======== PROVIDED INFORMATION ========

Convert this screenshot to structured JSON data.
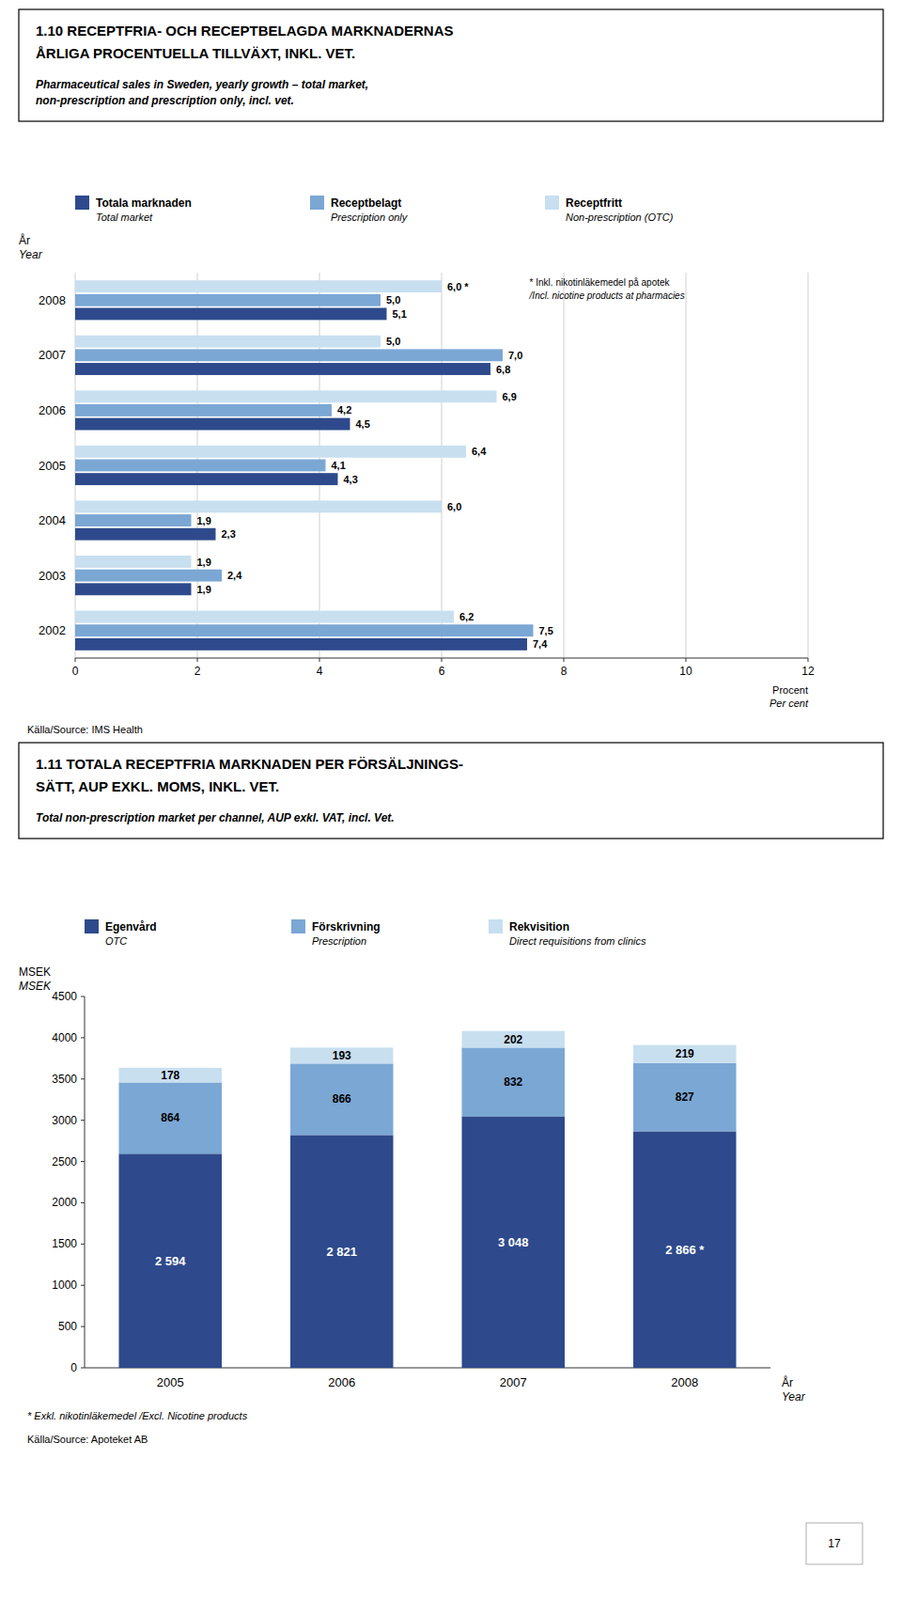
{
  "chart_data": [
    {
      "type": "bar",
      "orientation": "horizontal",
      "title": "1.10 RECEPTFRIA- OCH RECEPTBELAGDA MARKNADERNAS\nÅRLIGA PROCENTUELLA TILLVÄXT, INKL. VET.",
      "subtitle": "Pharmaceutical sales in Sweden, yearly growth – total market,\nnon-prescription and prescription only, incl. vet.",
      "x_label": "Procent\nPer cent",
      "y_label": "År\nYear",
      "categories": [
        "2002",
        "2003",
        "2004",
        "2005",
        "2006",
        "2007",
        "2008"
      ],
      "series": [
        {
          "name": "Totala marknaden\nTotal market",
          "color": "#2E4A8C",
          "values": [
            7.4,
            1.9,
            2.3,
            4.3,
            4.5,
            6.8,
            5.1
          ],
          "value_labels": [
            "7,4",
            "1,9",
            "2,3",
            "4,3",
            "4,5",
            "6,8",
            "5,1"
          ]
        },
        {
          "name": "Receptbelagt\nPrescription only",
          "color": "#7BA7D4",
          "values": [
            7.5,
            2.4,
            1.9,
            4.1,
            4.2,
            7.0,
            5.0
          ],
          "value_labels": [
            "7,5",
            "2,4",
            "1,9",
            "4,1",
            "4,2",
            "7,0",
            "5,0"
          ]
        },
        {
          "name": "Receptfritt\nNon-prescription (OTC)",
          "color": "#C8DFF0",
          "values": [
            6.2,
            1.9,
            6.0,
            6.4,
            6.9,
            5.0,
            6.0
          ],
          "value_labels": [
            "6,2",
            "1,9",
            "6,0",
            "6,4",
            "6,9",
            "5,0",
            "6,0 *"
          ]
        }
      ],
      "xlim": [
        0,
        12
      ],
      "xticks": [
        0,
        2,
        4,
        6,
        8,
        10,
        12
      ],
      "grid": true,
      "data_labels": true,
      "annotation": "* Inkl. nikotinläkemedel på apotek\n/Incl. nicotine products at pharmacies",
      "source": "Källa/Source: IMS Health"
    },
    {
      "type": "bar",
      "stacked": true,
      "title": "1.11 TOTALA RECEPTFRIA MARKNADEN PER FÖRSÄLJNINGS-\nSÄTT, AUP EXKL. MOMS, INKL. VET.",
      "subtitle": "Total non-prescription market per channel, AUP exkl. VAT, incl. Vet.",
      "x_label": "År\nYear",
      "y_label": "MSEK\nMSEK",
      "categories": [
        "2005",
        "2006",
        "2007",
        "2008"
      ],
      "series": [
        {
          "name": "Egenvård\nOTC",
          "color": "#2E4A8C",
          "values": [
            2594,
            2821,
            3048,
            2866
          ],
          "value_labels": [
            "2 594",
            "2 821",
            "3 048",
            "2 866 *"
          ]
        },
        {
          "name": "Förskrivning\nPrescription",
          "color": "#7BA7D4",
          "values": [
            864,
            866,
            832,
            827
          ]
        },
        {
          "name": "Rekvisition\nDirect requisitions from clinics",
          "color": "#C8DFF0",
          "values": [
            178,
            193,
            202,
            219
          ]
        }
      ],
      "ylim": [
        0,
        4500
      ],
      "yticks": [
        0,
        500,
        1000,
        1500,
        2000,
        2500,
        3000,
        3500,
        4000,
        4500
      ],
      "grid": false,
      "data_labels": true,
      "annotation": "* Exkl. nikotinläkemedel /Excl. Nicotine products",
      "source": "Källa/Source: Apoteket AB"
    }
  ],
  "page_number": 17
}
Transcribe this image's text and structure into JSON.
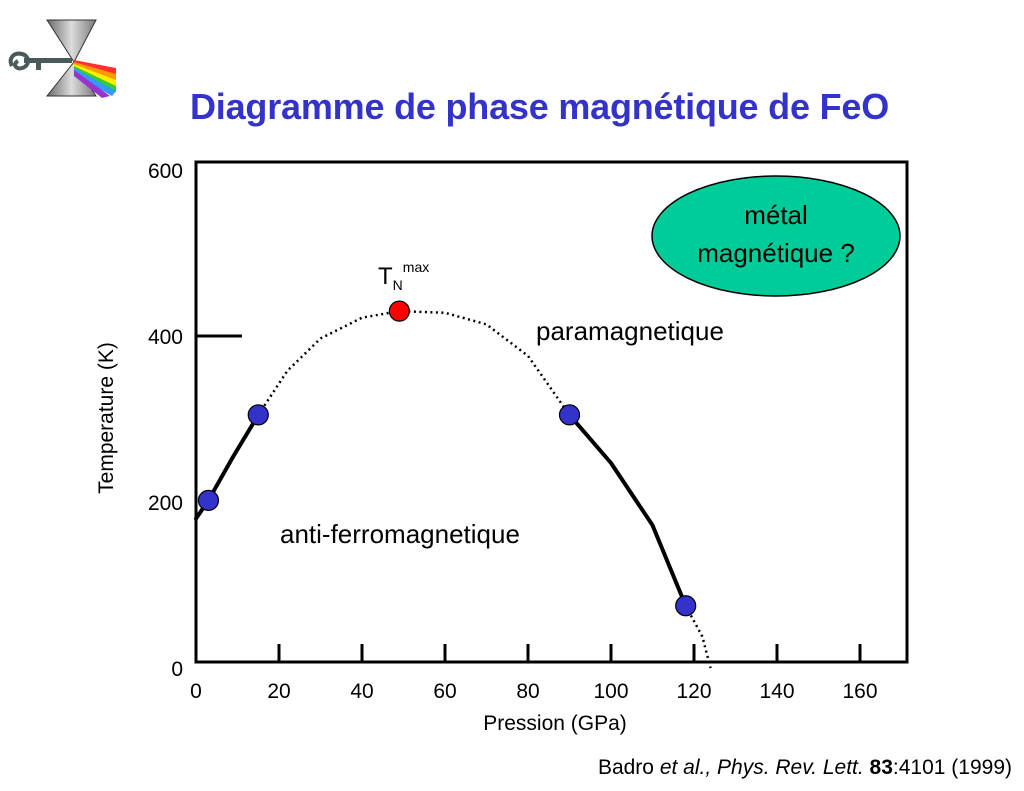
{
  "title": "Diagramme de phase magnétique de FeO",
  "citation": {
    "author": "Badro",
    "etal": "et al., Phys. Rev. Lett.",
    "volume": "83",
    "rest": ":4101 (1999)"
  },
  "chart_data": {
    "type": "scatter",
    "xlabel": "Pression (GPa)",
    "ylabel": "Temperature (K)",
    "xlim": [
      0,
      170
    ],
    "ylim": [
      0,
      600
    ],
    "x_ticks": [
      0,
      20,
      40,
      60,
      80,
      100,
      120,
      140,
      160
    ],
    "y_ticks": [
      0,
      200,
      400,
      600
    ],
    "grid": false,
    "series": [
      {
        "color": "#3333cc",
        "points": [
          [
            3,
            202
          ],
          [
            15,
            305
          ],
          [
            90,
            305
          ],
          [
            118,
            75
          ]
        ]
      },
      {
        "color": "#ff0000",
        "points": [
          [
            49,
            430
          ]
        ]
      }
    ],
    "phase_boundary_solid": [
      [
        [
          0,
          180
        ],
        [
          3,
          202
        ],
        [
          9,
          255
        ],
        [
          15,
          305
        ]
      ],
      [
        [
          90,
          305
        ],
        [
          100,
          247
        ],
        [
          110,
          172
        ],
        [
          118,
          75
        ]
      ]
    ],
    "phase_boundary_dotted": [
      [
        [
          15,
          305
        ],
        [
          22,
          358
        ],
        [
          30,
          397
        ],
        [
          40,
          422
        ],
        [
          49,
          430
        ],
        [
          60,
          428
        ],
        [
          70,
          414
        ],
        [
          80,
          376
        ],
        [
          90,
          305
        ]
      ],
      [
        [
          118,
          75
        ],
        [
          122,
          38
        ],
        [
          124,
          0
        ]
      ]
    ],
    "tn_max_label": {
      "main": "T",
      "sub": "N",
      "sup": "max"
    },
    "regions": {
      "paramagnetic": "paramagnetique",
      "antiferromagnetic": "anti-ferromagnetique",
      "metal_line1": "métal",
      "metal_line2": "magnétique ?"
    },
    "colors": {
      "title": "#3333cc",
      "blue_points": "#3333cc",
      "red_point": "#ff0000",
      "metal_ellipse": "#00cc99"
    }
  }
}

========

* [WORK INSTRUCTIONS] Exclude all images and restate the records above word for word.

* [CORRECT ANSWER]
Convert this screenshot to structured JSON data.
{
  "chart_data": [
    {
      "type": "bar",
      "orientation": "horizontal",
      "title": "1.10 RECEPTFRIA- OCH RECEPTBELAGDA MARKNADERNAS\nÅRLIGA PROCENTUELLA TILLVÄXT, INKL. VET.",
      "subtitle": "Pharmaceutical sales in Sweden, yearly growth – total market,\nnon-prescription and prescription only, incl. vet.",
      "x_label": "Procent\nPer cent",
      "y_label": "År\nYear",
      "categories": [
        "2002",
        "2003",
        "2004",
        "2005",
        "2006",
        "2007",
        "2008"
      ],
      "series": [
        {
          "name": "Totala marknaden\nTotal market",
          "color": "#2E4A8C",
          "values": [
            7.4,
            1.9,
            2.3,
            4.3,
            4.5,
            6.8,
            5.1
          ],
          "value_labels": [
            "7,4",
            "1,9",
            "2,3",
            "4,3",
            "4,5",
            "6,8",
            "5,1"
          ]
        },
        {
          "name": "Receptbelagt\nPrescription only",
          "color": "#7BA7D4",
          "values": [
            7.5,
            2.4,
            1.9,
            4.1,
            4.2,
            7.0,
            5.0
          ],
          "value_labels": [
            "7,5",
            "2,4",
            "1,9",
            "4,1",
            "4,2",
            "7,0",
            "5,0"
          ]
        },
        {
          "name": "Receptfritt\nNon-prescription (OTC)",
          "color": "#C8DFF0",
          "values": [
            6.2,
            1.9,
            6.0,
            6.4,
            6.9,
            5.0,
            6.0
          ],
          "value_labels": [
            "6,2",
            "1,9",
            "6,0",
            "6,4",
            "6,9",
            "5,0",
            "6,0 *"
          ]
        }
      ],
      "xlim": [
        0,
        12
      ],
      "xticks": [
        0,
        2,
        4,
        6,
        8,
        10,
        12
      ],
      "grid": true,
      "data_labels": true,
      "annotation": "* Inkl. nikotinläkemedel på apotek\n/Incl. nicotine products at pharmacies",
      "source": "Källa/Source: IMS Health"
    },
    {
      "type": "bar",
      "stacked": true,
      "title": "1.11 TOTALA RECEPTFRIA MARKNADEN PER FÖRSÄLJNINGS-\nSÄTT, AUP EXKL. MOMS, INKL. VET.",
      "subtitle": "Total non-prescription market per channel, AUP exkl. VAT, incl. Vet.",
      "x_label": "År\nYear",
      "y_label": "MSEK\nMSEK",
      "categories": [
        "2005",
        "2006",
        "2007",
        "2008"
      ],
      "series": [
        {
          "name": "Egenvård\nOTC",
          "color": "#2E4A8C",
          "values": [
            2594,
            2821,
            3048,
            2866
          ],
          "value_labels": [
            "2 594",
            "2 821",
            "3 048",
            "2 866 *"
          ]
        },
        {
          "name": "Förskrivning\nPrescription",
          "color": "#7BA7D4",
          "values": [
            864,
            866,
            832,
            827
          ]
        },
        {
          "name": "Rekvisition\nDirect requisitions from clinics",
          "color": "#C8DFF0",
          "values": [
            178,
            193,
            202,
            219
          ]
        }
      ],
      "ylim": [
        0,
        4500
      ],
      "yticks": [
        0,
        500,
        1000,
        1500,
        2000,
        2500,
        3000,
        3500,
        4000,
        4500
      ],
      "grid": false,
      "data_labels": true,
      "annotation": "* Exkl. nikotinläkemedel /Excl. Nicotine products",
      "source": "Källa/Source: Apoteket AB"
    }
  ],
  "page_number": 17
}
Transcribe this image's text and structure into JSON.
{
  "title": "Diagramme de phase magnétique de FeO",
  "citation": {
    "author": "Badro",
    "etal": "et al., Phys. Rev. Lett.",
    "volume": "83",
    "rest": ":4101 (1999)"
  },
  "chart_data": {
    "type": "scatter",
    "xlabel": "Pression (GPa)",
    "ylabel": "Temperature (K)",
    "xlim": [
      0,
      170
    ],
    "ylim": [
      0,
      600
    ],
    "x_ticks": [
      0,
      20,
      40,
      60,
      80,
      100,
      120,
      140,
      160
    ],
    "y_ticks": [
      0,
      200,
      400,
      600
    ],
    "grid": false,
    "series": [
      {
        "color": "#3333cc",
        "points": [
          [
            3,
            202
          ],
          [
            15,
            305
          ],
          [
            90,
            305
          ],
          [
            118,
            75
          ]
        ]
      },
      {
        "color": "#ff0000",
        "points": [
          [
            49,
            430
          ]
        ]
      }
    ],
    "phase_boundary_solid": [
      [
        [
          0,
          180
        ],
        [
          3,
          202
        ],
        [
          9,
          255
        ],
        [
          15,
          305
        ]
      ],
      [
        [
          90,
          305
        ],
        [
          100,
          247
        ],
        [
          110,
          172
        ],
        [
          118,
          75
        ]
      ]
    ],
    "phase_boundary_dotted": [
      [
        [
          15,
          305
        ],
        [
          22,
          358
        ],
        [
          30,
          397
        ],
        [
          40,
          422
        ],
        [
          49,
          430
        ],
        [
          60,
          428
        ],
        [
          70,
          414
        ],
        [
          80,
          376
        ],
        [
          90,
          305
        ]
      ],
      [
        [
          118,
          75
        ],
        [
          122,
          38
        ],
        [
          124,
          0
        ]
      ]
    ],
    "tn_max_label": {
      "main": "T",
      "sub": "N",
      "sup": "max"
    },
    "regions": {
      "paramagnetic": "paramagnetique",
      "antiferromagnetic": "anti-ferromagnetique",
      "metal_line1": "métal",
      "metal_line2": "magnétique ?"
    },
    "colors": {
      "title": "#3333cc",
      "blue_points": "#3333cc",
      "red_point": "#ff0000",
      "metal_ellipse": "#00cc99"
    }
  }
}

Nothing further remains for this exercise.